Of all the lines in the records below, how many hold the word "entrance"? Give the number alone.

**RECORD EXCERPTS:**
——————————

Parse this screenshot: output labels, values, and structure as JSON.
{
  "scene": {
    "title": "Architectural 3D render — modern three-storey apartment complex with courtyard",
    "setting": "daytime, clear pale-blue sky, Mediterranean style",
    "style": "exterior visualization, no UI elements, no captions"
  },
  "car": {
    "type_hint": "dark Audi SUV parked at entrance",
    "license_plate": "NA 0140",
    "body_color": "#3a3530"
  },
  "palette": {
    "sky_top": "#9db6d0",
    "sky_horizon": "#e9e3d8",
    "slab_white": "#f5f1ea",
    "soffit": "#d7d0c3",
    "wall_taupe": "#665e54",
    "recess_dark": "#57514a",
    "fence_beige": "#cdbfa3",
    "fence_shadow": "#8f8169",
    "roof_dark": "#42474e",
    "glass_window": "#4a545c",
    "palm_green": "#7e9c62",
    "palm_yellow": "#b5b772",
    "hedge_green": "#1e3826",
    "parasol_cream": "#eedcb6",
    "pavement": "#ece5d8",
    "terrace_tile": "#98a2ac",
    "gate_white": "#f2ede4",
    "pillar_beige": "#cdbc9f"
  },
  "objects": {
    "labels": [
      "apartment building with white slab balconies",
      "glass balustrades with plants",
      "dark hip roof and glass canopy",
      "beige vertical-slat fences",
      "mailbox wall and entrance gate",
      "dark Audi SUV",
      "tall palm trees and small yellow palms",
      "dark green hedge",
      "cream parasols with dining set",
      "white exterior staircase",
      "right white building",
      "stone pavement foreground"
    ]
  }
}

——————————

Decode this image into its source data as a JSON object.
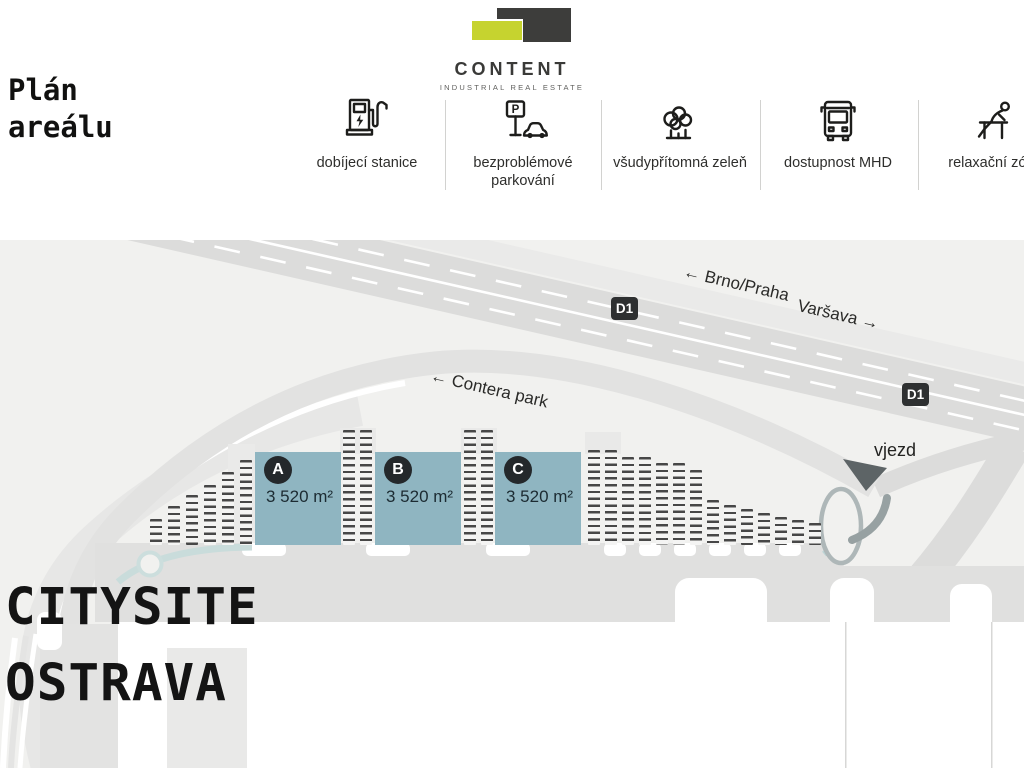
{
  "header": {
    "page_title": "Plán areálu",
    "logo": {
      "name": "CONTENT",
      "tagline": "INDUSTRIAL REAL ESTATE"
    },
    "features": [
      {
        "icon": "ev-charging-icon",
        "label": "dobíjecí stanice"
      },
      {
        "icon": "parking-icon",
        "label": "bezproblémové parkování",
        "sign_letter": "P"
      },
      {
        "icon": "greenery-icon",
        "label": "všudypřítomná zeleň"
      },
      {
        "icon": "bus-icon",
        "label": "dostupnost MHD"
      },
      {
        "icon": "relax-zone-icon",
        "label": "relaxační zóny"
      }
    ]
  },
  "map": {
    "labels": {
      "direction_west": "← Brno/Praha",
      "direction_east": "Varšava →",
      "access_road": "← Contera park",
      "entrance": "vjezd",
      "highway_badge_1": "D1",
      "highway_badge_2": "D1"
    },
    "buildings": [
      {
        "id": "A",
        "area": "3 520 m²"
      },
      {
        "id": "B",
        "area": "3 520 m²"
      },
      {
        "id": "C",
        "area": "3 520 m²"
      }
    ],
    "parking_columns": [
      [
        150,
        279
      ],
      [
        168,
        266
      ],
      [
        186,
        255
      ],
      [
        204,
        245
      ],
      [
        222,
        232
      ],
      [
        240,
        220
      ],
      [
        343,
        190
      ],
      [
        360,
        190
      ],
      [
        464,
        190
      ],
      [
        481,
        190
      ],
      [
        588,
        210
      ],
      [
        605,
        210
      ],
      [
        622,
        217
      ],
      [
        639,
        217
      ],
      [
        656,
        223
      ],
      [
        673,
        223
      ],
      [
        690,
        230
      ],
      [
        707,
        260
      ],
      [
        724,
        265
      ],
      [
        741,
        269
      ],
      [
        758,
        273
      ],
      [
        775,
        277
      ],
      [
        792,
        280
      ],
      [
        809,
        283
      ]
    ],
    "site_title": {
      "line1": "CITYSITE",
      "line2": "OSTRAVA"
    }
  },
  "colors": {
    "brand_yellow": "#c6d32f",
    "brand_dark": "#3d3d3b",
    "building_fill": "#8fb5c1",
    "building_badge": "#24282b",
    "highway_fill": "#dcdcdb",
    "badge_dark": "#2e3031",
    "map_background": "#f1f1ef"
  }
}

——————————

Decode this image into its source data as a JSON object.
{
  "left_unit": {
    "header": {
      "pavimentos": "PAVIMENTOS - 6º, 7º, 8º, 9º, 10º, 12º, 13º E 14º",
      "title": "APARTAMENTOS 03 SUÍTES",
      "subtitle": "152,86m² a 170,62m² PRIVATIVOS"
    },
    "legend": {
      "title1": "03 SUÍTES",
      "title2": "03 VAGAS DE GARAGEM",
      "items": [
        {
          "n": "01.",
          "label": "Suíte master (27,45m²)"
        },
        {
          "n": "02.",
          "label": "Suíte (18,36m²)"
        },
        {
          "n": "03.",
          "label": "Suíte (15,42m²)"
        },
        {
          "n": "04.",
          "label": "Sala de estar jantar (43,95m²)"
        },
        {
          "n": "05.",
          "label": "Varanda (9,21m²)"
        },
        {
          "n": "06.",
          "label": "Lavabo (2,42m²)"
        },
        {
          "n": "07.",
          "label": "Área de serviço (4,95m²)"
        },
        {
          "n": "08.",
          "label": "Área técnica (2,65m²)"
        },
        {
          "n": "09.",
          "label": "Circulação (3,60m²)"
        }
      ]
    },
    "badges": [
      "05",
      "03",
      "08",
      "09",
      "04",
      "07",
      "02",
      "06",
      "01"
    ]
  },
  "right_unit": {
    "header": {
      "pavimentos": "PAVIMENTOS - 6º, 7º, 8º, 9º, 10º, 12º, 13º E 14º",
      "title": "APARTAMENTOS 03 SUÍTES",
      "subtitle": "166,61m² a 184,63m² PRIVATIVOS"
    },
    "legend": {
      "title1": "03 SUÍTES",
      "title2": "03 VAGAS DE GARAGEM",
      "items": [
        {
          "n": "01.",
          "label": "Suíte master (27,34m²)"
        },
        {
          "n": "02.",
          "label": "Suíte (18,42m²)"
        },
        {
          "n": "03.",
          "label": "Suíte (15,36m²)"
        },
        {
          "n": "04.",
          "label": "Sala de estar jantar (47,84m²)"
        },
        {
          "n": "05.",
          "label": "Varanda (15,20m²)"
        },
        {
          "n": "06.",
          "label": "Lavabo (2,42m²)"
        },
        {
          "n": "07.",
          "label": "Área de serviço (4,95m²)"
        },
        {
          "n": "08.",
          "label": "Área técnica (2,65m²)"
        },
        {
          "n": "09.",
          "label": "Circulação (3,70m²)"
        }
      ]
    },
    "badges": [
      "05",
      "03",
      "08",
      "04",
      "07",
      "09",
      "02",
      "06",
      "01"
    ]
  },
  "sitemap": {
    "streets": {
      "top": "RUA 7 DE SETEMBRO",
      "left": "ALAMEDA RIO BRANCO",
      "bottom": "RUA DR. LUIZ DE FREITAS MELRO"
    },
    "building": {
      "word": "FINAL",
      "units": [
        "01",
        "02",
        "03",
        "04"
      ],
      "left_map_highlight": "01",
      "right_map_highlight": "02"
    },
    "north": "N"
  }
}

——————————

**COMPLETED EXERCISE:** 3